YOUR TASK: Pull out every line with the word "infantile".

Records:
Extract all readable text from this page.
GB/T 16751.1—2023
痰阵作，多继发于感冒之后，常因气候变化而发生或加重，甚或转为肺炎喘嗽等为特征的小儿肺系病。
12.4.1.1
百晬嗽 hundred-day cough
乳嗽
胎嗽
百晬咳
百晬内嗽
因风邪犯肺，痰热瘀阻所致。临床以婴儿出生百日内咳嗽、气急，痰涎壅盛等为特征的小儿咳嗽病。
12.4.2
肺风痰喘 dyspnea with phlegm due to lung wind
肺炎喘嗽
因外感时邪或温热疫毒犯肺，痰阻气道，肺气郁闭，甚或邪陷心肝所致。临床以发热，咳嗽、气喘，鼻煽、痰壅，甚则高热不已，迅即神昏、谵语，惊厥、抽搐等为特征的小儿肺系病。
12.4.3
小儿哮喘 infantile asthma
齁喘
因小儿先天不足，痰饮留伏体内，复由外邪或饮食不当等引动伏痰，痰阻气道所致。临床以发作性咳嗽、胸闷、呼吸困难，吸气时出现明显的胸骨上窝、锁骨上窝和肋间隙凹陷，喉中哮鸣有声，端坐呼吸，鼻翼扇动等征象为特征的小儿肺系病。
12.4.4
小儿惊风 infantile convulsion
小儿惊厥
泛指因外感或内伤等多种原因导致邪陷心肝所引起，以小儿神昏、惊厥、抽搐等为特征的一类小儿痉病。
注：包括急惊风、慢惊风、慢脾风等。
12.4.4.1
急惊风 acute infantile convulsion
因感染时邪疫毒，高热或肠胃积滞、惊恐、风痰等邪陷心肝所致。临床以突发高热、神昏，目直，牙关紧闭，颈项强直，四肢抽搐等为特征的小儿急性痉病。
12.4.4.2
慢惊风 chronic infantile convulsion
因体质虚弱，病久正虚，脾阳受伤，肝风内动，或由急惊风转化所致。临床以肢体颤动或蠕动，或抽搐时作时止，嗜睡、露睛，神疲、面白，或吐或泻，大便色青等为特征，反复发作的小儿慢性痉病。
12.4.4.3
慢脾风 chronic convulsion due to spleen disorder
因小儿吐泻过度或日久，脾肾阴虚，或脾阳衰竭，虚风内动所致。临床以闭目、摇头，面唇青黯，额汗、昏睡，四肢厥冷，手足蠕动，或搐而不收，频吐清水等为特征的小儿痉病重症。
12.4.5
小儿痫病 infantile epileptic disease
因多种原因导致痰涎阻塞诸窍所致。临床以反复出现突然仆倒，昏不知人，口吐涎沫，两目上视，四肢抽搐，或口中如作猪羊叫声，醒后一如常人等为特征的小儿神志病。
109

...

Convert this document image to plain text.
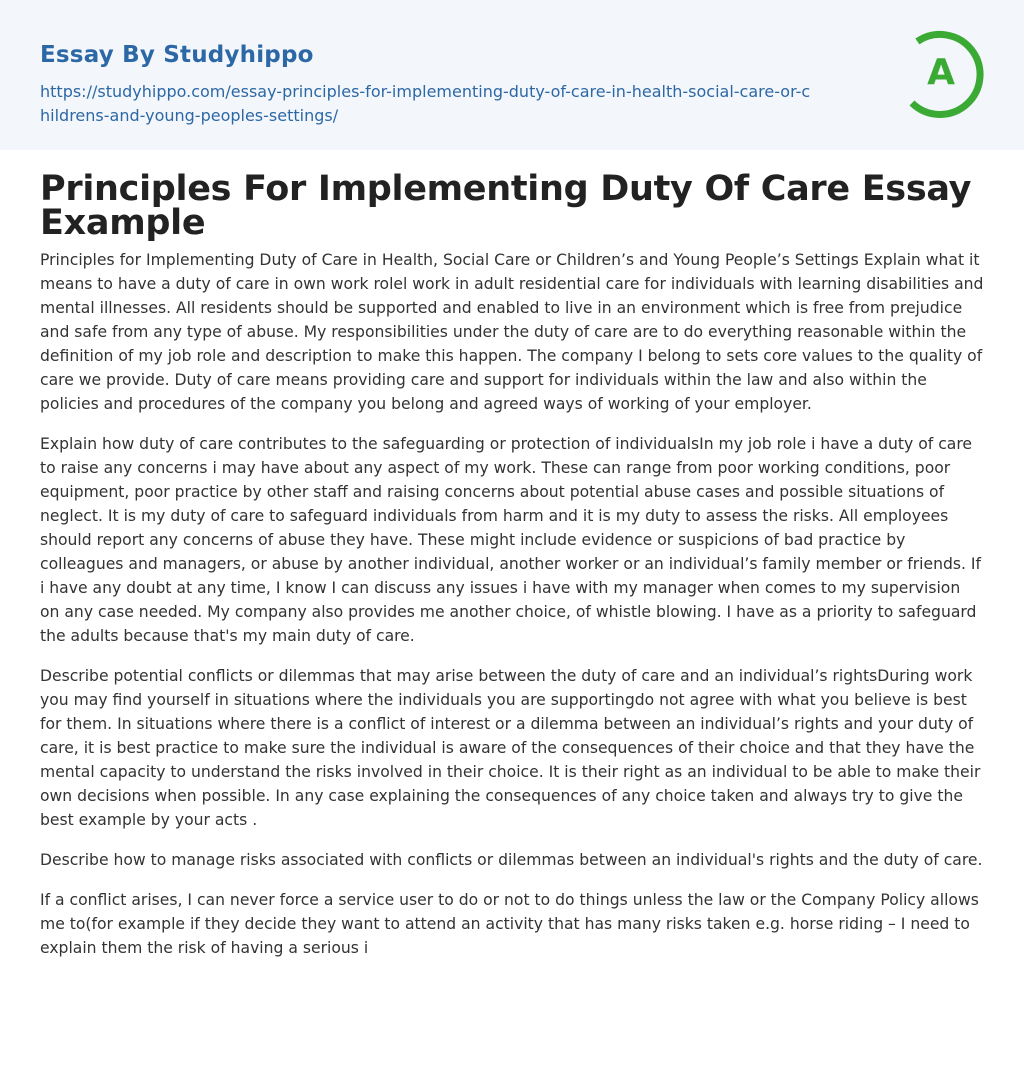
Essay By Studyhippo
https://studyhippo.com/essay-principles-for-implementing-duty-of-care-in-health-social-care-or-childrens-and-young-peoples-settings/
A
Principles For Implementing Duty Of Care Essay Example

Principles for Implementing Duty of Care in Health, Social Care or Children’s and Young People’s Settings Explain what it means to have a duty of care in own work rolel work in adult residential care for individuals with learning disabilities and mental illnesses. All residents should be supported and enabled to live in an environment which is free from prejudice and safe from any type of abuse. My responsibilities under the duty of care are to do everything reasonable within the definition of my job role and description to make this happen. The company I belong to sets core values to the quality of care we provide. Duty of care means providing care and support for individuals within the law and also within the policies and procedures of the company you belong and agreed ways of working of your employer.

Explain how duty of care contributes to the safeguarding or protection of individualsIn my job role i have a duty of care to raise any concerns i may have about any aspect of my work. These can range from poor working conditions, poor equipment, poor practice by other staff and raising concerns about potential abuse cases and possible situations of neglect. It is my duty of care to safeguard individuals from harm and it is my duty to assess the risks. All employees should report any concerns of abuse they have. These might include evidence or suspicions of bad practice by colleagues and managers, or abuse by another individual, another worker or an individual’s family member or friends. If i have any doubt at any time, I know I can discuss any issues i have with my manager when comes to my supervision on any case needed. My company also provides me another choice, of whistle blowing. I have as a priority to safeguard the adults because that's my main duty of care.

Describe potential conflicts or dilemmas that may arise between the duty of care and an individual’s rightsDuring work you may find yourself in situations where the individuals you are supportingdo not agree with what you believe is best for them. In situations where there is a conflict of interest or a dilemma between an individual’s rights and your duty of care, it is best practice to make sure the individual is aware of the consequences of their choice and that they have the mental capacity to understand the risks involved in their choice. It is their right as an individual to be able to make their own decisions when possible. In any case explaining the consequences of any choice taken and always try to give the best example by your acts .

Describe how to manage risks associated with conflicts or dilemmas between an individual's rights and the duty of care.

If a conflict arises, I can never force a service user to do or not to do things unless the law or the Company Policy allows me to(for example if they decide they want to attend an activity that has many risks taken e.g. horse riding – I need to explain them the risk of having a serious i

RESPONSE TO THIS EXERCISE:
小儿哮喘 infantile asthma
小儿惊风 infantile convulsion
急惊风 acute infantile convulsion
慢惊风 chronic infantile convulsion
小儿痫病 infantile epileptic disease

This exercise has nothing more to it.